## Text section:
In our opinion, in the case of patients with colorectal cancer metastases to the liver, the presented technique is a good alternative to thermoablation carried out with the open method. It is important that patients are appropriately qualified for the laparoscopic procedure and it is necessary to have experience in this type of surgery. On the basis of experience in the open method of the procedure and the example of the patients we have presented above, we think that the laparoscopic technique is a safe and relatively simple procedure for a surgeon who applies laparoscopic techniques. In comparison with open surgery the noticeable elements are much shorter time of hospitalisation and recovery to physical activity. It is necessary to carry out many more operations in order to specify significant limitations to these techniques.

## Items from a data source:
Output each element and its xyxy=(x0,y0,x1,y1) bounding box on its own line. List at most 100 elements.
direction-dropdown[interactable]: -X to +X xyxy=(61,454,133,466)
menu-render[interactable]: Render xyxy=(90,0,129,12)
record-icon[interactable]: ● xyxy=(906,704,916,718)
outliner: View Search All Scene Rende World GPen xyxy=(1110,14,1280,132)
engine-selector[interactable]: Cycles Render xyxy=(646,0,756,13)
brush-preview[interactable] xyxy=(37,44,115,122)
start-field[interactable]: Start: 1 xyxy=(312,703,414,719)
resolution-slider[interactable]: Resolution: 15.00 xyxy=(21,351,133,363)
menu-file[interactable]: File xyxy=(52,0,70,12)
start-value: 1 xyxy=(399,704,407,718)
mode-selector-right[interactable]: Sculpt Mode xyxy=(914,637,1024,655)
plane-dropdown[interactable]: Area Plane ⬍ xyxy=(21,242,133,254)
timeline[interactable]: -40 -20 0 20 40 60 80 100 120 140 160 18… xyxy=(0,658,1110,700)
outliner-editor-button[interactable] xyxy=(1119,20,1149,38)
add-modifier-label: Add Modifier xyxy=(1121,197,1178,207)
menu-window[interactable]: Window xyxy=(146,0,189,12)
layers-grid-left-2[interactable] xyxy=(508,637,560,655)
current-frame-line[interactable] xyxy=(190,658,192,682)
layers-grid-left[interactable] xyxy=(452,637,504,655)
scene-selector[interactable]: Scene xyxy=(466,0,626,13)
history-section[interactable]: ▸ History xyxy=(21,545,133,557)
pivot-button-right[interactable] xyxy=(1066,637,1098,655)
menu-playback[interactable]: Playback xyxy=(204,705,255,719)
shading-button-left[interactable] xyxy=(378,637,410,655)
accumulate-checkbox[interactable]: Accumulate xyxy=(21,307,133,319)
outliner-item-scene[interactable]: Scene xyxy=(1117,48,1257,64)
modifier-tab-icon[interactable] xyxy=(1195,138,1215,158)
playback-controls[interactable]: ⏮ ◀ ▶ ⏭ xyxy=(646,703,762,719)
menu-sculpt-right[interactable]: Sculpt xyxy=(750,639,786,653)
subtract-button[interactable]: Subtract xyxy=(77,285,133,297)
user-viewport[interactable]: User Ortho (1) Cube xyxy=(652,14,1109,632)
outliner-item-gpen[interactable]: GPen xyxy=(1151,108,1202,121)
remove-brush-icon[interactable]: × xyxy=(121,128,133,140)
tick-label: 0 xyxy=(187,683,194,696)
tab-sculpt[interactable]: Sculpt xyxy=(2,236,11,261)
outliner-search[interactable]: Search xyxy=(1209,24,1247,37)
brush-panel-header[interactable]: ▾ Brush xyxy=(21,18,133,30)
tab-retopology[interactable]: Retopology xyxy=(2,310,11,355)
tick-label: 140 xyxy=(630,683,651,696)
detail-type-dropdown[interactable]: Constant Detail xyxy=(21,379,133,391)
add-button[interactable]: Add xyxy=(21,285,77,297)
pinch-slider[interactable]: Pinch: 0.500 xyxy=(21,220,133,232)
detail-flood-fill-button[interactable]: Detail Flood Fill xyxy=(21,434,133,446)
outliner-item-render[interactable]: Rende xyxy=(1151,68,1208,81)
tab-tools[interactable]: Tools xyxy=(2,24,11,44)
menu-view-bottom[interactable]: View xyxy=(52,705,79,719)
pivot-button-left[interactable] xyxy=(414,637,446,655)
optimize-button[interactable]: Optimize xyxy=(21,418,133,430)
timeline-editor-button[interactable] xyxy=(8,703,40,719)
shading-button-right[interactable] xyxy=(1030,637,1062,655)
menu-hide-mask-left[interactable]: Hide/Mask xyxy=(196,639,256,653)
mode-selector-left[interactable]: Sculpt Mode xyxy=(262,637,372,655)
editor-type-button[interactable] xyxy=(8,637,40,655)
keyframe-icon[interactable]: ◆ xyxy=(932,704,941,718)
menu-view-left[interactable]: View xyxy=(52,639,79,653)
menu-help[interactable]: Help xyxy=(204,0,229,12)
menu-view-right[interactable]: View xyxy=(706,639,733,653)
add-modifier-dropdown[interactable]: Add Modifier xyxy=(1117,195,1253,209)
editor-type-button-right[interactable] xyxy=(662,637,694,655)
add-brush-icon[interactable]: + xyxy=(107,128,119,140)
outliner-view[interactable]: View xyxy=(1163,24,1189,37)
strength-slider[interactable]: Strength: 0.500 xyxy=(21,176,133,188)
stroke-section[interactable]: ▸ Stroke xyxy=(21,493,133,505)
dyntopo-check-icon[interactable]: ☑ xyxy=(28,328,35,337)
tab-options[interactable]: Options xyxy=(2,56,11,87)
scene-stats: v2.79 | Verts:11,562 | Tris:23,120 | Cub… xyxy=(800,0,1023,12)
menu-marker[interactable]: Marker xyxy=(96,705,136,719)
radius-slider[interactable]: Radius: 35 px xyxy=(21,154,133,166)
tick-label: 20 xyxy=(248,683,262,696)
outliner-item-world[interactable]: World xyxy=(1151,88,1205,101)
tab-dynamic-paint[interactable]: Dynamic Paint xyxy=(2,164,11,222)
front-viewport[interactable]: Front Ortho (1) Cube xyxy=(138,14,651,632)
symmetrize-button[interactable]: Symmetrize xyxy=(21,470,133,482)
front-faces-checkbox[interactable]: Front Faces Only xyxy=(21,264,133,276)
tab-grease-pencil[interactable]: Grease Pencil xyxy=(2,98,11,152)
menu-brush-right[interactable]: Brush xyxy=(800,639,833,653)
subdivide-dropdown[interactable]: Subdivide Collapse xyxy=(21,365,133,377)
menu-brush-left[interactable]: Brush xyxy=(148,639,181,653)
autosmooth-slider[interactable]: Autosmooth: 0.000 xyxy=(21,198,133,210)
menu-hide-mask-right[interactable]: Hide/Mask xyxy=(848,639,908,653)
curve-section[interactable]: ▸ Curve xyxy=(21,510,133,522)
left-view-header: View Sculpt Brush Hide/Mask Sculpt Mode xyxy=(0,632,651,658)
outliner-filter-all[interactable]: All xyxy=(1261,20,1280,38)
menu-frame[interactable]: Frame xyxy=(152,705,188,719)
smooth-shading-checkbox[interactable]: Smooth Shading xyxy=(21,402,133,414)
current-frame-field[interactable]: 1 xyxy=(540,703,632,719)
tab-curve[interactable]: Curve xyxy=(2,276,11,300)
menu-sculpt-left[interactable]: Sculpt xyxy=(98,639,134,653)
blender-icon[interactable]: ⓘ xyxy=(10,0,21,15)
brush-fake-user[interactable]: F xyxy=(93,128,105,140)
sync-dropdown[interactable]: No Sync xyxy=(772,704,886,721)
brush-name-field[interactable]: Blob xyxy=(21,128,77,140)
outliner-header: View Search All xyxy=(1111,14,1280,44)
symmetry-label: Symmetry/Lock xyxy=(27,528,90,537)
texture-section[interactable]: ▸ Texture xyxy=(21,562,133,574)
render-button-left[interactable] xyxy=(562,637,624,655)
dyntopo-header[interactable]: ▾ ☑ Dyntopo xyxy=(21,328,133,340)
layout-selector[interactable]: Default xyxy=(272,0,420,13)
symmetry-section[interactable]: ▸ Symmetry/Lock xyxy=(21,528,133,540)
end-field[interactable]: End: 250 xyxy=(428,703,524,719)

## Tasks to complete:
1 - In the passage on laparoscopic thermoablation, replace "thermoablation" with "radiofrequency ablation" in the part from "In our opinion, in" to "to these techniques.".
2 - Answer these questions from the passage on laparoscopic thermoablation:
(a) Which patients is the presented technique described as a good alternative for?
(b) What two elements are noticeable in comparison with open surgery?
(c) What is necessary in order to specify significant limitations to these techniques?
The records have no connection to the text.

## Answers by task:
1 -
In our opinion, in the case of patients with colorectal cancer metastases to the liver, the presented technique is a good alternative to radiofrequency ablation carried out with the open method. It is important that patients are appropriately qualified for the laparoscopic procedure and it is necessary to have experience in this type of surgery. On the basis of experience in the open method of the procedure and the example of the patients we have presented above, we think that the laparoscopic technique is a safe and relatively simple procedure for a surgeon who applies laparoscopic techniques. In comparison with open surgery the noticeable elements are much shorter time of hospitalisation and recovery to physical activity. It is necessary to carry out many more operations in order to specify significant limitations to these techniques.

2 -
(a) Patients with colorectal cancer metastases to the liver.
(b) A much shorter time of hospitalisation and a shorter recovery to physical activity.
(c) Carrying out many more operations.